• **Material supplied**:
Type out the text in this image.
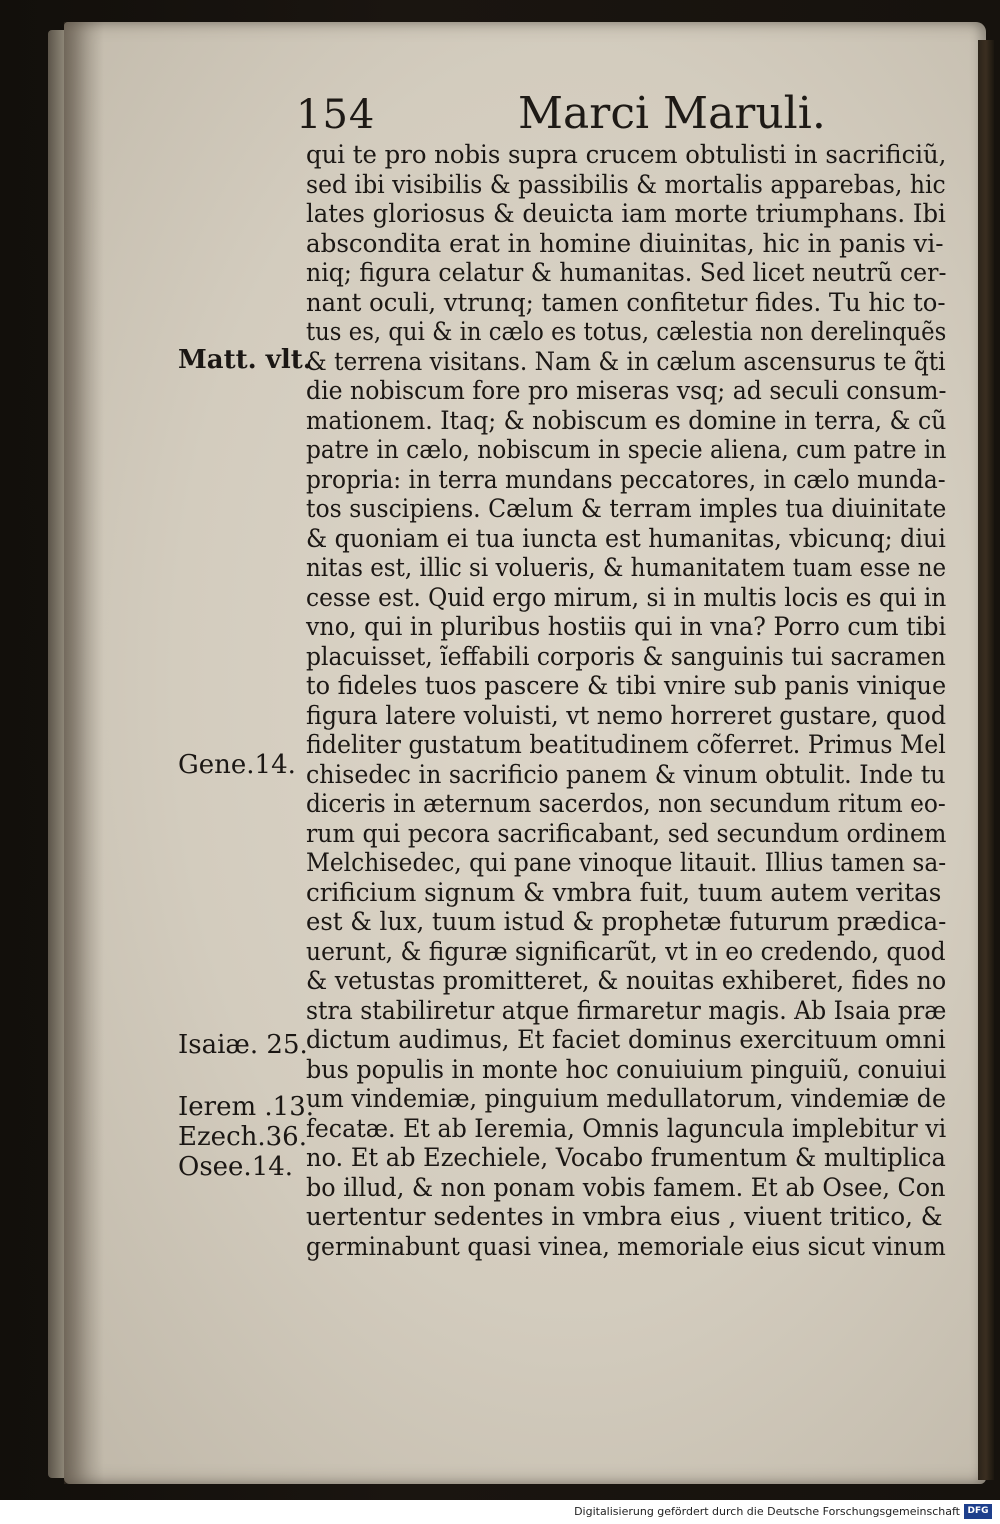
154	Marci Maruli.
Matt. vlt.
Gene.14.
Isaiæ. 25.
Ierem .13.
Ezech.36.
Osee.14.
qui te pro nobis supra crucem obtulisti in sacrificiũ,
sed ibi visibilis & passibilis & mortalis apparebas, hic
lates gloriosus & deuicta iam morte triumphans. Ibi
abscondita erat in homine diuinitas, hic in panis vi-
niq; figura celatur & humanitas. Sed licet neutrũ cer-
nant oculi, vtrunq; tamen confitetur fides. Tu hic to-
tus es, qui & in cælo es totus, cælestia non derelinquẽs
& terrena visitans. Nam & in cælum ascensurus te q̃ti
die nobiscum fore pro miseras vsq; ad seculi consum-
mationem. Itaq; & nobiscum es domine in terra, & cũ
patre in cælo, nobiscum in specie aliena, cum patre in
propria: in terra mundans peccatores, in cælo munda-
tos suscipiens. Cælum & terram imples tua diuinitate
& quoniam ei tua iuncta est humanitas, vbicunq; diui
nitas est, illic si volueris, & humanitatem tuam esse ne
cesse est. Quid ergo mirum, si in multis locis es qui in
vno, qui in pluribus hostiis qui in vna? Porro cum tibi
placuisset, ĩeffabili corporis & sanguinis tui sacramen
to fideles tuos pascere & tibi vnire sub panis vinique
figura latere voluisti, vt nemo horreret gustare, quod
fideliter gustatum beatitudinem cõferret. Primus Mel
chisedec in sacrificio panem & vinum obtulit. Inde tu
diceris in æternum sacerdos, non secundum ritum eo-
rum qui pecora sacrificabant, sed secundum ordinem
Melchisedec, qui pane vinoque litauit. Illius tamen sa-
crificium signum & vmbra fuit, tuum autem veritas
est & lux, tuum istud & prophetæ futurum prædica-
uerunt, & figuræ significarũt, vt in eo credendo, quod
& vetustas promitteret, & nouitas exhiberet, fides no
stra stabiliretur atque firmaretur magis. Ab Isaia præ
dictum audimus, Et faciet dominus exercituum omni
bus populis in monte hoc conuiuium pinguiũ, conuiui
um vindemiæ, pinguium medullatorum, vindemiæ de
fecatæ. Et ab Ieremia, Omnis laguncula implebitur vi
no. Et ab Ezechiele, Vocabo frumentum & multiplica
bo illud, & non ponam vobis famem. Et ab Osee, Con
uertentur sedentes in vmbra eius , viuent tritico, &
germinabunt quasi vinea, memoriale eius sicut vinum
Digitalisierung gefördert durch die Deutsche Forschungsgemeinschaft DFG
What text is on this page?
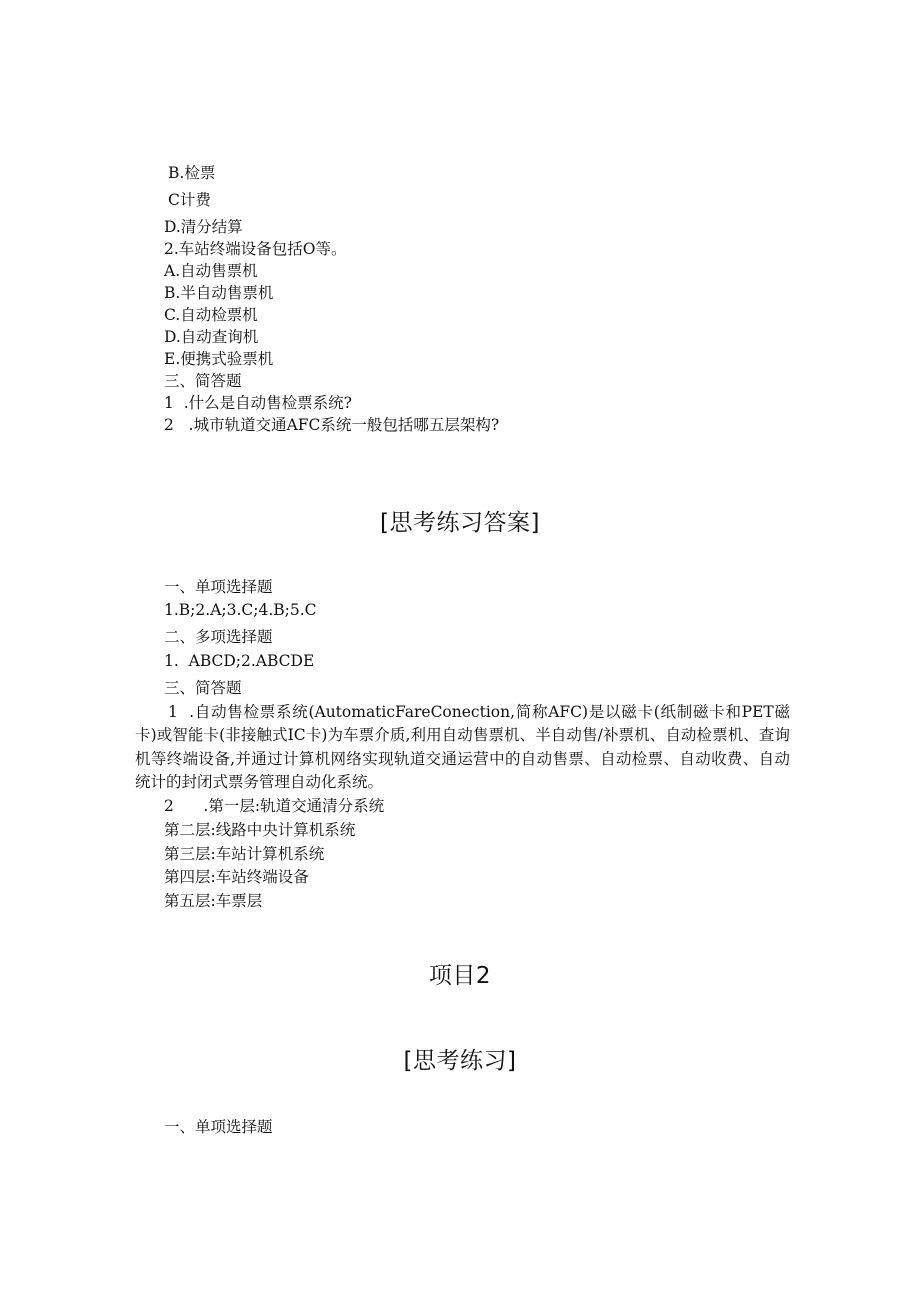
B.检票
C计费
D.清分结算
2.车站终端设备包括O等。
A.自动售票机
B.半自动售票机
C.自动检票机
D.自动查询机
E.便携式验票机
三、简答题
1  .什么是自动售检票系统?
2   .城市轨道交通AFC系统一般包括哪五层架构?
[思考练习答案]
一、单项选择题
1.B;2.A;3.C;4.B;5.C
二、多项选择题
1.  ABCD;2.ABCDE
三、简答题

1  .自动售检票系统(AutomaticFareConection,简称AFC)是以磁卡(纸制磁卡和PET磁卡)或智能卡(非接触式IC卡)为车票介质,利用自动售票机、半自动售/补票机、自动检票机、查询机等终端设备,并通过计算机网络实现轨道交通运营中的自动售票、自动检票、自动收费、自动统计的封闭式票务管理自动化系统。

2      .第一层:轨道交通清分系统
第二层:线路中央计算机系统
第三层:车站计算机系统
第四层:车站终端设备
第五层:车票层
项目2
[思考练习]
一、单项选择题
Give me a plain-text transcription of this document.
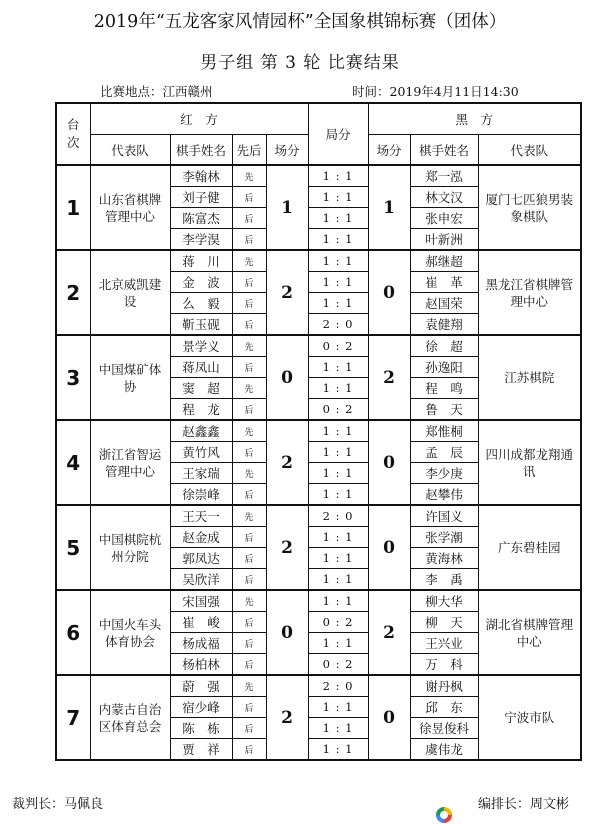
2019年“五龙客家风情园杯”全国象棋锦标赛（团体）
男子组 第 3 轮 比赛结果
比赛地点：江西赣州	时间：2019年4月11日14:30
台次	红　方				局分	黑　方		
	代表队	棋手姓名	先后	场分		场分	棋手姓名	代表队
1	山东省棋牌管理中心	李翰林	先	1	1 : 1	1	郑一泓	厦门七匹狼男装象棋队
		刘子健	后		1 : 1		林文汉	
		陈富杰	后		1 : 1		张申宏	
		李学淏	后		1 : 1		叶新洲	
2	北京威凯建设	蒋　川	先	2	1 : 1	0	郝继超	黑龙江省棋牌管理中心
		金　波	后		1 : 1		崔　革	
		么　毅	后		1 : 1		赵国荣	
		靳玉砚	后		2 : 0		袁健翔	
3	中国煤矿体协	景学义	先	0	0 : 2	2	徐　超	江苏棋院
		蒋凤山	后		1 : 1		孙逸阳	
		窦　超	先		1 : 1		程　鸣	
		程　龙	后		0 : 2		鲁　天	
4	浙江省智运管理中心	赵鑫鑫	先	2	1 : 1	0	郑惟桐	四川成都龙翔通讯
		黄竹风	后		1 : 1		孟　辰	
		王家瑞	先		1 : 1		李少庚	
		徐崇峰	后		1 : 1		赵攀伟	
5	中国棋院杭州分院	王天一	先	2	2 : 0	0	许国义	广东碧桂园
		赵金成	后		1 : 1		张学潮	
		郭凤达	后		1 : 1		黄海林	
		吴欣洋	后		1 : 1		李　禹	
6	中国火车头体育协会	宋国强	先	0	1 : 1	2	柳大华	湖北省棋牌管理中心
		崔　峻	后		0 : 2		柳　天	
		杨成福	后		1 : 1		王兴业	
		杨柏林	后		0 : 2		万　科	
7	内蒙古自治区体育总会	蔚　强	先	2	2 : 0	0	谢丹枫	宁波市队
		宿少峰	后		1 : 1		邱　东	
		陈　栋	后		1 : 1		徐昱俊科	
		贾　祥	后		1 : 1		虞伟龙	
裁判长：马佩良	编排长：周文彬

• **What the exercise asks**:
Images in the records should not be copied. Repeat all the rest exactly.

• **Problem solution**:
Type out the text in this image.
154	Marci Maruli.
Matt. vlt.
Gene.14.
Isaiæ. 25.
Ierem .13.
Ezech.36.
Osee.14.
qui te pro nobis supra crucem obtulisti in sacrificiũ,
sed ibi visibilis & passibilis & mortalis apparebas, hic
lates gloriosus & deuicta iam morte triumphans. Ibi
abscondita erat in homine diuinitas, hic in panis vi-
niq; figura celatur & humanitas. Sed licet neutrũ cer-
nant oculi, vtrunq; tamen confitetur fides. Tu hic to-
tus es, qui & in cælo es totus, cælestia non derelinquẽs
& terrena visitans. Nam & in cælum ascensurus te q̃ti
die nobiscum fore pro miseras vsq; ad seculi consum-
mationem. Itaq; & nobiscum es domine in terra, & cũ
patre in cælo, nobiscum in specie aliena, cum patre in
propria: in terra mundans peccatores, in cælo munda-
tos suscipiens. Cælum & terram imples tua diuinitate
& quoniam ei tua iuncta est humanitas, vbicunq; diui
nitas est, illic si volueris, & humanitatem tuam esse ne
cesse est. Quid ergo mirum, si in multis locis es qui in
vno, qui in pluribus hostiis qui in vna? Porro cum tibi
placuisset, ĩeffabili corporis & sanguinis tui sacramen
to fideles tuos pascere & tibi vnire sub panis vinique
figura latere voluisti, vt nemo horreret gustare, quod
fideliter gustatum beatitudinem cõferret. Primus Mel
chisedec in sacrificio panem & vinum obtulit. Inde tu
diceris in æternum sacerdos, non secundum ritum eo-
rum qui pecora sacrificabant, sed secundum ordinem
Melchisedec, qui pane vinoque litauit. Illius tamen sa-
crificium signum & vmbra fuit, tuum autem veritas
est & lux, tuum istud & prophetæ futurum prædica-
uerunt, & figuræ significarũt, vt in eo credendo, quod
& vetustas promitteret, & nouitas exhiberet, fides no
stra stabiliretur atque firmaretur magis. Ab Isaia præ
dictum audimus, Et faciet dominus exercituum omni
bus populis in monte hoc conuiuium pinguiũ, conuiui
um vindemiæ, pinguium medullatorum, vindemiæ de
fecatæ. Et ab Ieremia, Omnis laguncula implebitur vi
no. Et ab Ezechiele, Vocabo frumentum & multiplica
bo illud, & non ponam vobis famem. Et ab Osee, Con
uertentur sedentes in vmbra eius , viuent tritico, &
germinabunt quasi vinea, memoriale eius sicut vinum
Digitalisierung gefördert durch die Deutsche Forschungsgemeinschaft DFG
What text is on this page?
B.检票
C计费
D.清分结算
2.车站终端设备包括O等。
A.自动售票机
B.半自动售票机
C.自动检票机
D.自动查询机
E.便携式验票机
三、简答题
1  .什么是自动售检票系统?
2   .城市轨道交通AFC系统一般包括哪五层架构?
[思考练习答案]
一、单项选择题
1.B;2.A;3.C;4.B;5.C
二、多项选择题
1.  ABCD;2.ABCDE
三、简答题

1  .自动售检票系统(AutomaticFareConection,简称AFC)是以磁卡(纸制磁卡和PET磁卡)或智能卡(非接触式IC卡)为车票介质,利用自动售票机、半自动售/补票机、自动检票机、查询机等终端设备,并通过计算机网络实现轨道交通运营中的自动售票、自动检票、自动收费、自动统计的封闭式票务管理自动化系统。

2      .第一层:轨道交通清分系统
第二层:线路中央计算机系统
第三层:车站计算机系统
第四层:车站终端设备
第五层:车票层
项目2
[思考练习]
一、单项选择题
Give me a plain-text transcription of this document.
2019年“五龙客家风情园杯”全国象棋锦标赛（团体）
男子组 第 3 轮 比赛结果
比赛地点：江西赣州	时间：2019年4月11日14:30
台次	红　方				局分	黑　方		
	代表队	棋手姓名	先后	场分		场分	棋手姓名	代表队
1	山东省棋牌管理中心	李翰林	先	1	1 : 1	1	郑一泓	厦门七匹狼男装象棋队
		刘子健	后		1 : 1		林文汉	
		陈富杰	后		1 : 1		张申宏	
		李学淏	后		1 : 1		叶新洲	
2	北京威凯建设	蒋　川	先	2	1 : 1	0	郝继超	黑龙江省棋牌管理中心
		金　波	后		1 : 1		崔　革	
		么　毅	后		1 : 1		赵国荣	
		靳玉砚	后		2 : 0		袁健翔	
3	中国煤矿体协	景学义	先	0	0 : 2	2	徐　超	江苏棋院
		蒋凤山	后		1 : 1		孙逸阳	
		窦　超	先		1 : 1		程　鸣	
		程　龙	后		0 : 2		鲁　天	
4	浙江省智运管理中心	赵鑫鑫	先	2	1 : 1	0	郑惟桐	四川成都龙翔通讯
		黄竹风	后		1 : 1		孟　辰	
		王家瑞	先		1 : 1		李少庚	
		徐崇峰	后		1 : 1		赵攀伟	
5	中国棋院杭州分院	王天一	先	2	2 : 0	0	许国义	广东碧桂园
		赵金成	后		1 : 1		张学潮	
		郭凤达	后		1 : 1		黄海林	
		吴欣洋	后		1 : 1		李　禹	
6	中国火车头体育协会	宋国强	先	0	1 : 1	2	柳大华	湖北省棋牌管理中心
		崔　峻	后		0 : 2		柳　天	
		杨成福	后		1 : 1		王兴业	
		杨柏林	后		0 : 2		万　科	
7	内蒙古自治区体育总会	蔚　强	先	2	2 : 0	0	谢丹枫	宁波市队
		宿少峰	后		1 : 1		邱　东	
		陈　栋	后		1 : 1		徐昱俊科	
		贾　祥	后		1 : 1		虞伟龙	
裁判长：马佩良	编排长：周文彬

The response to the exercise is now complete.